▸ **TASK BRIEF**:
Continue the GLOBSIM operation guide below from its last line, the one about ele_max.

▸ **TEXT**:
Operation
=========


Parameter files
---------------
Three parameter files are used to control GLOBSIM. There is one for each step in the procedure (download, interpolate, scale). The parameter files should all be in the /par subdirectory of the project directory. 


Downloading
^^^^^^^^^^^


=========================         =============
   **Keyword**                    **Description** 
-------------------------         ------------- 

**project_directory**             This is the full path to the project directory which stores the downloaded files and the control files. It should include a subdirectory called /par which contains parameter files (control files) as well as a csv describing the sites to which data are scaled.
**credentials_directory**         The location of the credential files (e.g. `.merrarc` and `.jrarc`).  Does not apply to credential file .ecmwfapi which defaults to your home directory. It is recommended to set this parameter to your home directory
**chunk_size**                    How many days to include in each download file.  Larger chunk size values mean that a smaller number of files will be downloaded, each with a larger size
**bbN**                           Coordinates for northern boundary of bounding box describing the area for which data will be downloaded.  Coordinates must be in decimal degrees.
**bbS**                           Coordinates for southern boundary of bounding box describing the area for which data will be downloaded. Coordinates must be in decimal degrees.
**bbW**                           Coordinates for western boundary of bounding box describing the area for which data will be downloaded.  Coordinates must be in decimal degrees with negative values for locations west of 0.
**bbE**                           Coordinates for eastern boundary of bounding box describing the area for which data will be downloaded. Coordinates must be in decimal degrees with negative values for locations west of 0.    
**ele_min**                       Minimum elevation that will be downloaded. Recommended to leave at 0.
**ele_max**                       Maximum elevation that will be downloaded. Should be at least 2500.

▸ **RECORDS PROVIDED**:
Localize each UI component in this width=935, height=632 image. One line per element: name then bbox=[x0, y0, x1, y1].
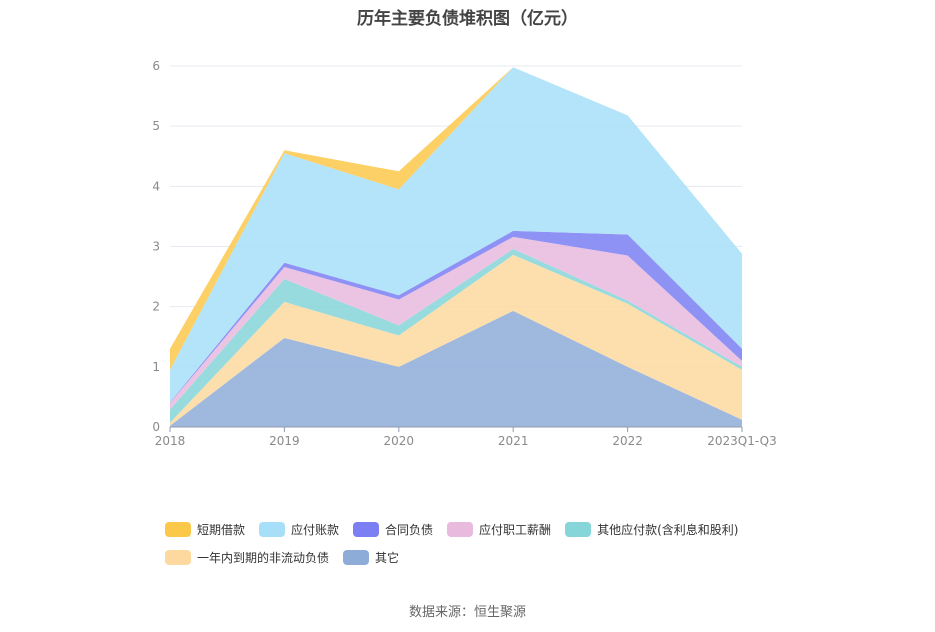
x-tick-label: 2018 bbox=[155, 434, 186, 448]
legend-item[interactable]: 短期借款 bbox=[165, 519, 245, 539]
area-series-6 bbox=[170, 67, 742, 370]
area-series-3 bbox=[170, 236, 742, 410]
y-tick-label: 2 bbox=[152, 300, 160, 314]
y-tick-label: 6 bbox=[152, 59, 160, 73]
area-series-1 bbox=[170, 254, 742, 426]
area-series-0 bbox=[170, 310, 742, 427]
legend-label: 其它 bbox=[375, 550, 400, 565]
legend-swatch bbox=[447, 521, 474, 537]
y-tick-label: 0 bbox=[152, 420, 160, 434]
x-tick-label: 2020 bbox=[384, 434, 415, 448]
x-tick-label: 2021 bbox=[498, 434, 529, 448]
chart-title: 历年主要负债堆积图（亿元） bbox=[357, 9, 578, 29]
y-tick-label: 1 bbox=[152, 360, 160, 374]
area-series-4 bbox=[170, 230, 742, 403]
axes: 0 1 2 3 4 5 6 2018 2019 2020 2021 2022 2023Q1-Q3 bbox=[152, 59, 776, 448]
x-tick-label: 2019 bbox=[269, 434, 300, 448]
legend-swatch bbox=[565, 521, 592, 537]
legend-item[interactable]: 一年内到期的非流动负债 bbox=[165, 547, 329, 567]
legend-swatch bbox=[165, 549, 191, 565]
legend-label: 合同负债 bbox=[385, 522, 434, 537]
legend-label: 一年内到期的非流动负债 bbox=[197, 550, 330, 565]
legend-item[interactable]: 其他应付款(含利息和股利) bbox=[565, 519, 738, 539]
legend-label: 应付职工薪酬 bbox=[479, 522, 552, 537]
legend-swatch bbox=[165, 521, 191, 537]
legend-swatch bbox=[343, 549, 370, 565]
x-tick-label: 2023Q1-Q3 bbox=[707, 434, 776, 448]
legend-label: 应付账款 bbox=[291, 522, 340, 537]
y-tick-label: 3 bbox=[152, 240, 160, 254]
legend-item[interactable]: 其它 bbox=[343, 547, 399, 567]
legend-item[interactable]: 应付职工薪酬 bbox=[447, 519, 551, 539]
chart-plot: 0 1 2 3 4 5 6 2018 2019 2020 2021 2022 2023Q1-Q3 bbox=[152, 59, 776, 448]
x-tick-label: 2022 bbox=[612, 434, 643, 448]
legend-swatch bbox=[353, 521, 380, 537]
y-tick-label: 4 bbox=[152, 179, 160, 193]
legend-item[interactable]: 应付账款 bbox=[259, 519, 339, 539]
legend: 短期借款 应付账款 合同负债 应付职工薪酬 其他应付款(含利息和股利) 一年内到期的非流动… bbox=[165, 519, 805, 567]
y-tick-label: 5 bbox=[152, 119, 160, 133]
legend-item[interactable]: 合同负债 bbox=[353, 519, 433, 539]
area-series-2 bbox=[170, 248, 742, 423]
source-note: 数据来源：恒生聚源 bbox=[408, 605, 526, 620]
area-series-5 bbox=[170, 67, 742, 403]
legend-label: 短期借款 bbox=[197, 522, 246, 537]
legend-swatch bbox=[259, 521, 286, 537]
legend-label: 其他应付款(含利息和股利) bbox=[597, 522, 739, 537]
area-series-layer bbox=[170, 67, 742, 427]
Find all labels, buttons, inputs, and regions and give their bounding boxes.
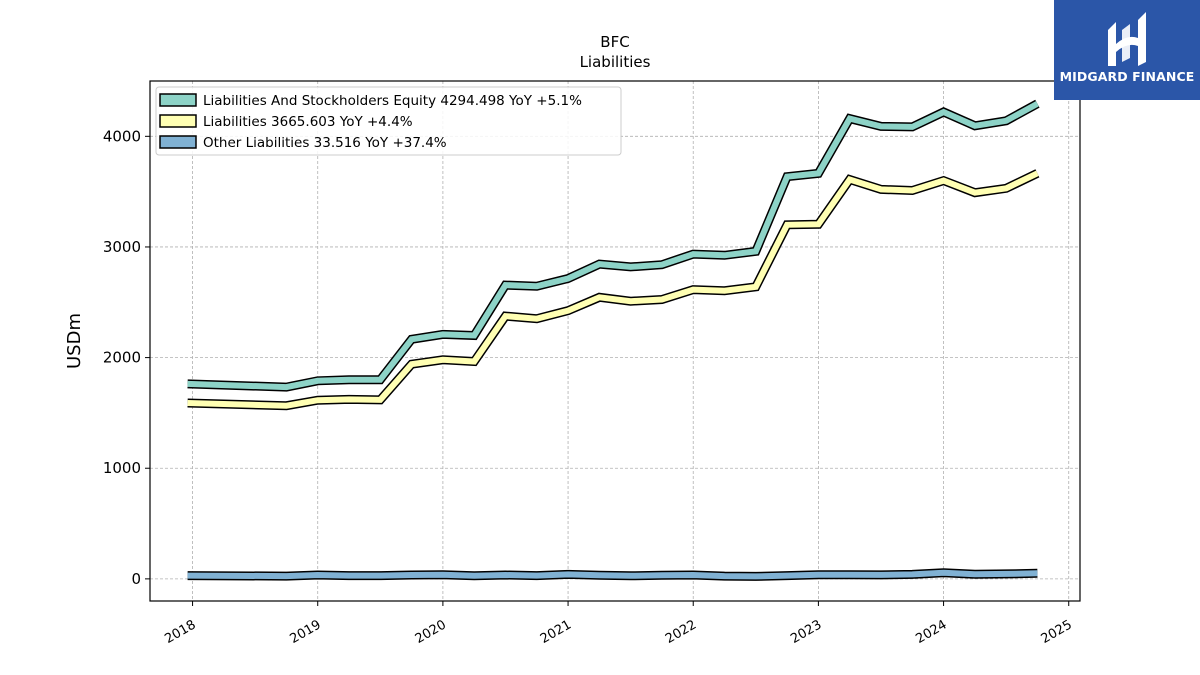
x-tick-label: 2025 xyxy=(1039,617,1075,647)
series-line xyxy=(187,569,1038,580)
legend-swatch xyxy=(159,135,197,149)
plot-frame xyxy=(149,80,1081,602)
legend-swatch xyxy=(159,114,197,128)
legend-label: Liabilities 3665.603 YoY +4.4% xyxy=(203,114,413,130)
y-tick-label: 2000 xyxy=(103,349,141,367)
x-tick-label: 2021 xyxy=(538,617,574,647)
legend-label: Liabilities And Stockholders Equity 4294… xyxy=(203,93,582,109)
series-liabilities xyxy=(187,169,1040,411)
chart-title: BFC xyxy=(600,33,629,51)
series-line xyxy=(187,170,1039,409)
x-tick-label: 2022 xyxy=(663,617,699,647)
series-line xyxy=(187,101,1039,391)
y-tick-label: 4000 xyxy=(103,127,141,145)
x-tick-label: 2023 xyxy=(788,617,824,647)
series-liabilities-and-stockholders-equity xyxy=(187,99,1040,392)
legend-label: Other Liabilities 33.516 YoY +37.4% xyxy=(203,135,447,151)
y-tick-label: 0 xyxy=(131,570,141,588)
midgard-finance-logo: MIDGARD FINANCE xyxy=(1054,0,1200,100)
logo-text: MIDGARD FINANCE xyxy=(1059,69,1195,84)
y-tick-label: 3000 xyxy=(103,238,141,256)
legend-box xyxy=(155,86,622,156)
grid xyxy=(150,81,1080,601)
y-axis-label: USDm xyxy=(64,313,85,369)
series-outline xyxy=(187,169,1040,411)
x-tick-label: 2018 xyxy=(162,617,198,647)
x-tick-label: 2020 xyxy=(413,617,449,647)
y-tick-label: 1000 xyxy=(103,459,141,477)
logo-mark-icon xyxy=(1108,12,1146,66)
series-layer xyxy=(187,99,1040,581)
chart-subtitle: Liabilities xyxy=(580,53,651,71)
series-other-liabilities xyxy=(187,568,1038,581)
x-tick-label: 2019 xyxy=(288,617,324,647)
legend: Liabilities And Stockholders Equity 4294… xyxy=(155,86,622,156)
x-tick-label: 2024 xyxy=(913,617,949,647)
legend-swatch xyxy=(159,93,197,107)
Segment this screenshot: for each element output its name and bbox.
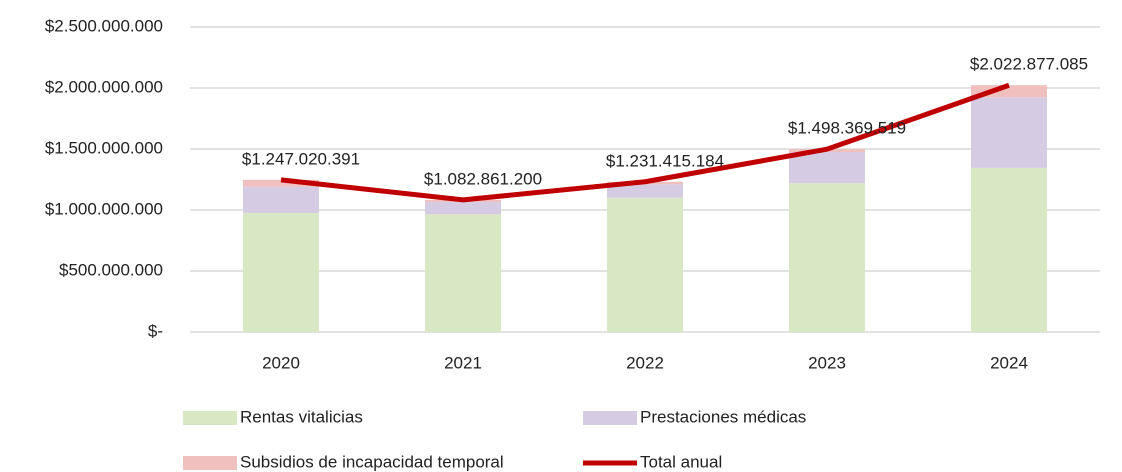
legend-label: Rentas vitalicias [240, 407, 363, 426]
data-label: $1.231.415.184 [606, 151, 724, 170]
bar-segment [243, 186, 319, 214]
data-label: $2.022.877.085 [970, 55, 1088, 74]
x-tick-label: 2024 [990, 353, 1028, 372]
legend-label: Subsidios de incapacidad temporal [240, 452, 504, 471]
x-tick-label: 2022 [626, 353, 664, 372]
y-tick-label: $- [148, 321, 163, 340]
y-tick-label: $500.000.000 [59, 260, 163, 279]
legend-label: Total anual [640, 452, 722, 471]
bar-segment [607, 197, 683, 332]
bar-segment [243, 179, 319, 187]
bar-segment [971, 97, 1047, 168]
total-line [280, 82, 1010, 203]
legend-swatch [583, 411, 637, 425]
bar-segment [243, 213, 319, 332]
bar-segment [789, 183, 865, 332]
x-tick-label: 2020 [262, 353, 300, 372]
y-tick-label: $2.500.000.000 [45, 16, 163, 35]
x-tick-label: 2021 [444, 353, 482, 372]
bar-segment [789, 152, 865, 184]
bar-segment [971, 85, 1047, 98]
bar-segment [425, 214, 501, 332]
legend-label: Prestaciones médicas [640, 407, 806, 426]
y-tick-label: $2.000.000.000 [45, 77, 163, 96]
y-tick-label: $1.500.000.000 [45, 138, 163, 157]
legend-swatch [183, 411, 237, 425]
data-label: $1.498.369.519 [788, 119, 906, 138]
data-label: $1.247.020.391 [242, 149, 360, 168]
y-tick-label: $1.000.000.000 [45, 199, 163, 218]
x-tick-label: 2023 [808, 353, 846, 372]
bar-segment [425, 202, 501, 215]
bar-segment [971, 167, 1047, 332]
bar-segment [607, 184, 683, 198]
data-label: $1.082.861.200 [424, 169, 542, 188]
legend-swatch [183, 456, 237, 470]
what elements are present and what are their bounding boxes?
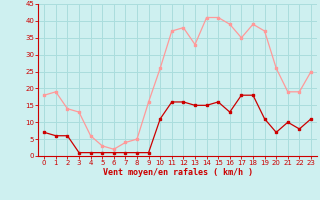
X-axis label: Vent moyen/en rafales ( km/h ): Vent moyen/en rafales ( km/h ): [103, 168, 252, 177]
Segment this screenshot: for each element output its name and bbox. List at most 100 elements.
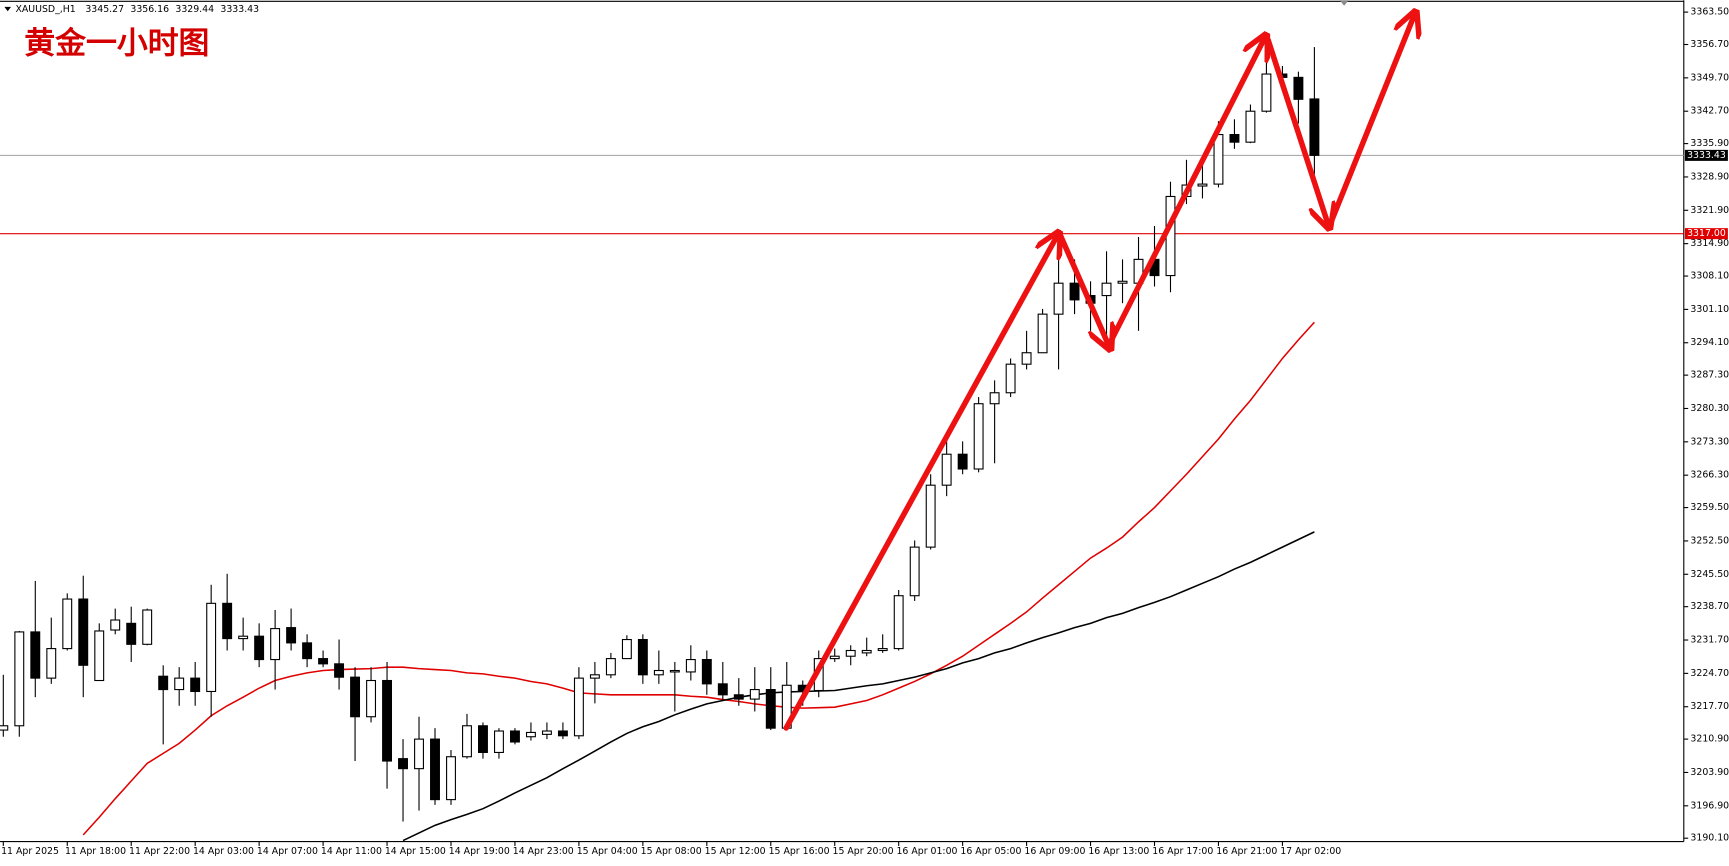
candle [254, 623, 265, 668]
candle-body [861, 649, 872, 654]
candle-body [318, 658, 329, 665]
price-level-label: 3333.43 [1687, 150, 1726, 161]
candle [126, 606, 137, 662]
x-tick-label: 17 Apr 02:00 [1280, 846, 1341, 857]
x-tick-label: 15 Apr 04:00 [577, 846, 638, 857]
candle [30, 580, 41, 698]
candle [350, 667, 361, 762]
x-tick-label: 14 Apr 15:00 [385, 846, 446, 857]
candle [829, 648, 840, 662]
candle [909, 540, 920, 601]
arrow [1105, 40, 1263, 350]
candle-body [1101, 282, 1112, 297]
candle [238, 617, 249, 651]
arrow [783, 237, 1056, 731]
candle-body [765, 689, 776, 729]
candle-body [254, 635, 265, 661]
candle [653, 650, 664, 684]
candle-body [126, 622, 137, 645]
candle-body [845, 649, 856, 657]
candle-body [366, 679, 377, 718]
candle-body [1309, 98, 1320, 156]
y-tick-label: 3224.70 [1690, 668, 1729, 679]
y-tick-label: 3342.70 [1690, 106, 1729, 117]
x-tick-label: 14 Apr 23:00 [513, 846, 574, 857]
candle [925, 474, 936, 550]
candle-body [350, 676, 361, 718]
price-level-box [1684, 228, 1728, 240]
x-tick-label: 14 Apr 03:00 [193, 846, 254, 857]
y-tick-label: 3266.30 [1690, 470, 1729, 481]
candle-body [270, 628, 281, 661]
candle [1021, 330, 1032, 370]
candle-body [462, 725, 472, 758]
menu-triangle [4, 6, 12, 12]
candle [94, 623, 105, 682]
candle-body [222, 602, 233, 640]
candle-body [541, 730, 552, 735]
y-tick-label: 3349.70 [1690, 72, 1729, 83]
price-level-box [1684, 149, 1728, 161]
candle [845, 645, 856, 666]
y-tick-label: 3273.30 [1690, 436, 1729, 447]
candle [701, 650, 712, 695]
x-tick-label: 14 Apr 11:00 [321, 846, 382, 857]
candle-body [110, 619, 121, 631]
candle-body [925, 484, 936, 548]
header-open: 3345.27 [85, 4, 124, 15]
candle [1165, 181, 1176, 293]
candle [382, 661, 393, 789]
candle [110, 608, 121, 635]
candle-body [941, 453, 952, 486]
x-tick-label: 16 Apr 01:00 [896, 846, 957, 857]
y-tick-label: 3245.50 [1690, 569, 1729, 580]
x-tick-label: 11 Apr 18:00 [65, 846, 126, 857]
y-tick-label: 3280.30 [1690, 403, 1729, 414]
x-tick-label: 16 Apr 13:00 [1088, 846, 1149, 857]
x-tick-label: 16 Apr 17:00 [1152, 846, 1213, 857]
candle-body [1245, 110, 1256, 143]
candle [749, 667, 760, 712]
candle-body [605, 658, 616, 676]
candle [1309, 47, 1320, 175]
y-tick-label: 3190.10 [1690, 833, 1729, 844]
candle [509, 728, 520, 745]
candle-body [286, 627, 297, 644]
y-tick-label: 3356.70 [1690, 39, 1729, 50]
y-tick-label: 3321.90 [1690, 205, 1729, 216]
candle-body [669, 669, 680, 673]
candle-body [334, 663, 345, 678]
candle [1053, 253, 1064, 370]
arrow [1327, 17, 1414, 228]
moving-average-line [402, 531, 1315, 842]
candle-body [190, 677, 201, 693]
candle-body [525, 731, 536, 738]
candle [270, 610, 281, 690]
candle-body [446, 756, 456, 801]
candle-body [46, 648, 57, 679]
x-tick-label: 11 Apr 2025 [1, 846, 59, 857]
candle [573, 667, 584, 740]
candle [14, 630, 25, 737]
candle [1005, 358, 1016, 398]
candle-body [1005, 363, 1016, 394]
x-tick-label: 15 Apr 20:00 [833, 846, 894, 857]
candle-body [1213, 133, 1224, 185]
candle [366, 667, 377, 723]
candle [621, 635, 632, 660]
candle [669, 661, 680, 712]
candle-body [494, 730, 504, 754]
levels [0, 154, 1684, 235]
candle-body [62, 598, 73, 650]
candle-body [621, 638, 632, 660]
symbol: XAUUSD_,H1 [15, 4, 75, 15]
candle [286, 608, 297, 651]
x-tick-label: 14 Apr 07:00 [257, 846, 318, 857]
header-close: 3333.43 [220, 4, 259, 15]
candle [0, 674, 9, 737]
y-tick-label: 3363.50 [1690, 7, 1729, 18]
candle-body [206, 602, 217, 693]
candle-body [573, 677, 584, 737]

▸ **TASK RESULT**:
**beg**                           First date for which data is downloaded YYYY/MM/DD
**end**                           Last date for which data is downloaded YYYY/MM/DD
**variables**                     Which variables should be downloaded from the server. The variables names come from the `CF Standard Names table <http://cfconventions.org/Data/cf-standard-names/59/build/cf-standard-name-table.html>`_.  It is recommended that the variables parameter be left to include all relevant variables: air_temperature, relative_humidity, precipitation_amount, downwelling_longwave_flux_in_air, downwelling_longwave_flux_in_air_assuming_clear_sky, downwelling_shortwave_flux_in_air, downwelling_shortwave_flux_in_air_assuming_clear_sky,  wind_from_direction, wind_speed
=========================         =============

.. note:: To check download progress, you can use your credentials to log onto the website for `JRA <https://rda.ucar.edu/#ckrqst>`_ and `ERA5 (CDS API) <https://cds.climate.copernicus.eu/cdsapp#!/yourrequests>`_

Interpolating
^^^^^^^^^^^^^

=========================         ===============
   **Keyword**                    **Description** 
-------------------------         ---------------
**project_directory**             This is the full path to the project directory which stores the downloaded files and the control files. It should include a subdirectory called /par which contains parameter files (control files) as well as a csv describing the sites to which data are scaled. 
**station_list**                  The filename (without path) of csv containing site information such as *sitelist.csv* (note that this must match the scaling parameter file)
**chunk_size**                    How many time-steps to interpolate at once. This helps memory management. Keep small for large area files and/or computers with little memory. Make larger to get performance improvements on computers with lots of memory.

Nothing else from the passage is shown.